» **EXERCISE DETAILS**: Repeat the data below exactly, dropping any pictures it holds.

>> begin

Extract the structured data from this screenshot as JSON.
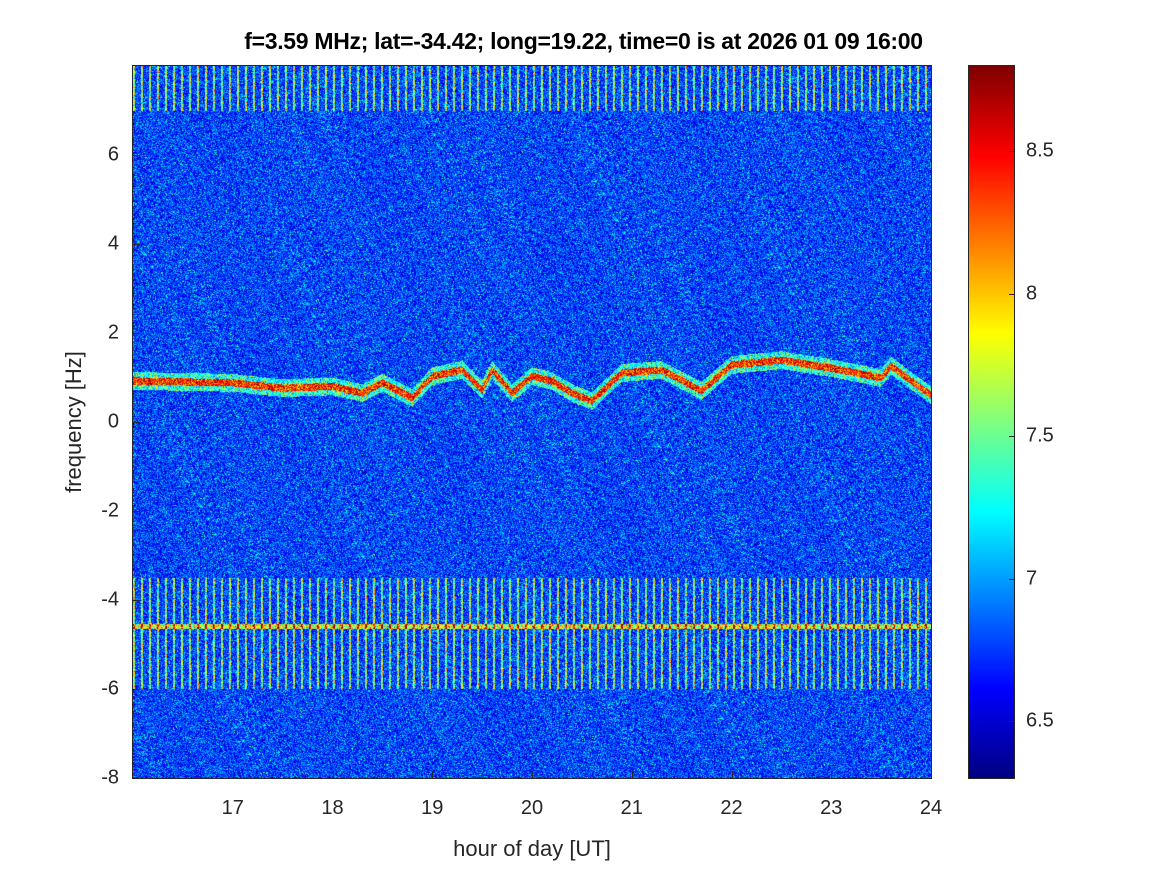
{
  "chart_data": {
    "type": "heatmap",
    "title": "f=3.59 MHz;  lat=-34.42; long=19.22, time=0 is at 2026 01 09 16:00",
    "xlabel": "hour of day [UT]",
    "ylabel": "frequency [Hz]",
    "xlim": [
      16,
      24
    ],
    "ylim": [
      -8,
      8
    ],
    "xticks": [
      "17",
      "18",
      "19",
      "20",
      "21",
      "22",
      "23",
      "24"
    ],
    "yticks": [
      "-8",
      "-6",
      "-4",
      "-2",
      "0",
      "2",
      "4",
      "6"
    ],
    "colorbar": {
      "colormap": "jet",
      "clim": [
        6.3,
        8.8
      ],
      "ticks": [
        "6.5",
        "7",
        "7.5",
        "8",
        "8.5"
      ]
    },
    "doppler_trace": {
      "hour": [
        16.07,
        17.0,
        17.5,
        18.0,
        18.3,
        18.5,
        18.8,
        19.0,
        19.3,
        19.5,
        19.6,
        19.8,
        20.0,
        20.2,
        20.4,
        20.6,
        20.9,
        21.3,
        21.7,
        22.0,
        22.5,
        23.0,
        23.5,
        23.6,
        24.0
      ],
      "frequency_hz": [
        0.92,
        0.88,
        0.76,
        0.8,
        0.65,
        0.88,
        0.54,
        1.03,
        1.17,
        0.72,
        1.17,
        0.65,
        1.03,
        0.92,
        0.65,
        0.47,
        1.1,
        1.17,
        0.7,
        1.28,
        1.39,
        1.21,
        0.99,
        1.26,
        0.6
      ]
    },
    "interference_line_hz": -4.6,
    "periodic_stripe_bands_hz": [
      [
        7.0,
        8.0
      ],
      [
        -6.0,
        -3.5
      ]
    ],
    "background_level": 6.7
  }
}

>> end

» **TASK ANSWER**:
Extract the structured data from this screenshot as JSON.
{
  "chart_data": {
    "type": "heatmap",
    "title": "f=3.59 MHz;  lat=-34.42; long=19.22, time=0 is at 2026 01 09 16:00",
    "xlabel": "hour of day [UT]",
    "ylabel": "frequency [Hz]",
    "xlim": [
      16,
      24
    ],
    "ylim": [
      -8,
      8
    ],
    "xticks": [
      "17",
      "18",
      "19",
      "20",
      "21",
      "22",
      "23",
      "24"
    ],
    "yticks": [
      "-8",
      "-6",
      "-4",
      "-2",
      "0",
      "2",
      "4",
      "6"
    ],
    "colorbar": {
      "colormap": "jet",
      "clim": [
        6.3,
        8.8
      ],
      "ticks": [
        "6.5",
        "7",
        "7.5",
        "8",
        "8.5"
      ]
    },
    "doppler_trace": {
      "hour": [
        16.07,
        17.0,
        17.5,
        18.0,
        18.3,
        18.5,
        18.8,
        19.0,
        19.3,
        19.5,
        19.6,
        19.8,
        20.0,
        20.2,
        20.4,
        20.6,
        20.9,
        21.3,
        21.7,
        22.0,
        22.5,
        23.0,
        23.5,
        23.6,
        24.0
      ],
      "frequency_hz": [
        0.92,
        0.88,
        0.76,
        0.8,
        0.65,
        0.88,
        0.54,
        1.03,
        1.17,
        0.72,
        1.17,
        0.65,
        1.03,
        0.92,
        0.65,
        0.47,
        1.1,
        1.17,
        0.7,
        1.28,
        1.39,
        1.21,
        0.99,
        1.26,
        0.6
      ]
    },
    "interference_line_hz": -4.6,
    "periodic_stripe_bands_hz": [
      [
        7.0,
        8.0
      ],
      [
        -6.0,
        -3.5
      ]
    ],
    "background_level": 6.7
  }
}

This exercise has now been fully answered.